■ **EXERCISE DETAILS**
Set out every line bearing the string "Social".

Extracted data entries
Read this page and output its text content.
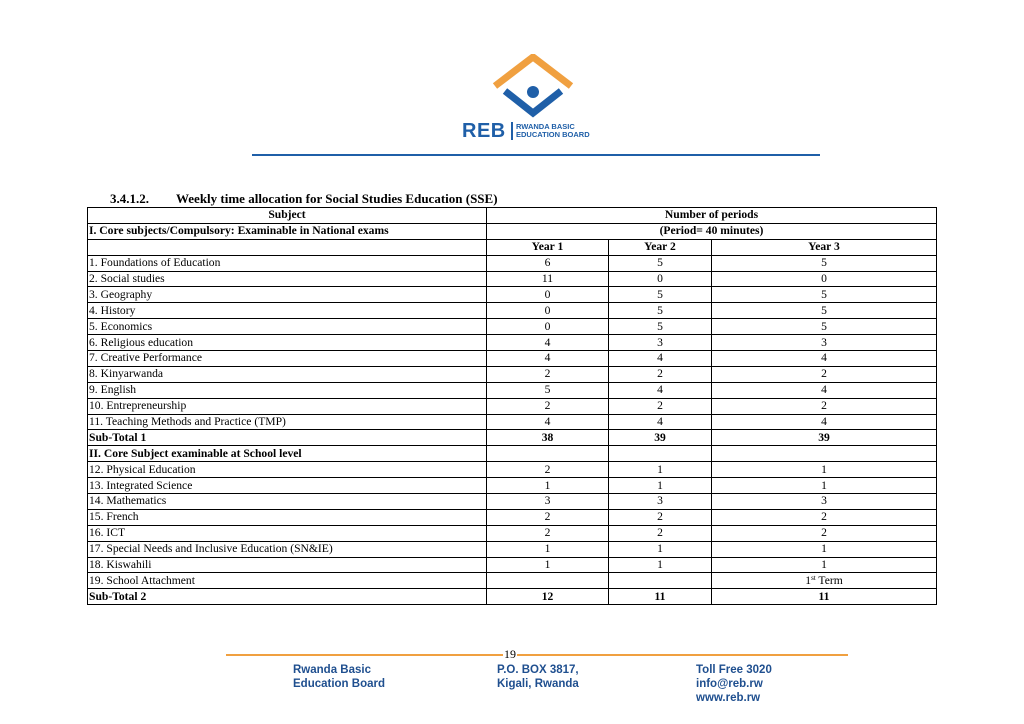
REB RWANDA BASIC
EDUCATION BOARD
3.4.1.2. Weekly time allocation for Social Studies Education (SSE)
Subject	Number of periods		
I. Core subjects/Compulsory: Examinable in National exams	(Period= 40 minutes)		
	Year 1	Year 2	Year 3
1. Foundations of Education	6	5	5
2. Social studies	11	0	0
3. Geography	0	5	5
4. History	0	5	5
5. Economics	0	5	5
6. Religious education	4	3	3
7. Creative Performance	4	4	4
8. Kinyarwanda	2	2	2
9. English	5	4	4
10. Entrepreneurship	2	2	2
11. Teaching Methods and Practice (TMP)	4	4	4
Sub-Total 1	38	39	39
II. Core Subject examinable at School level			
12. Physical Education	2	1	1
13. Integrated Science	1	1	1
14. Mathematics	3	3	3
15. French	2	2	2
16. ICT	2	2	2
17. Special Needs and Inclusive Education (SN&IE)	1	1	1
18. Kiswahili	1	1	1
19. School Attachment			1st Term
Sub-Total 2	12	11	11
19
Rwanda Basic
Education Board
P.O. BOX 3817,
Kigali, Rwanda
Toll Free 3020
info@reb.rw
www.reb.rw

■ **OUTPUT OF THE EXERCISE**
3.4.1.2. Weekly time allocation for Social Studies Education (SSE)
2. Social studies	11	0	0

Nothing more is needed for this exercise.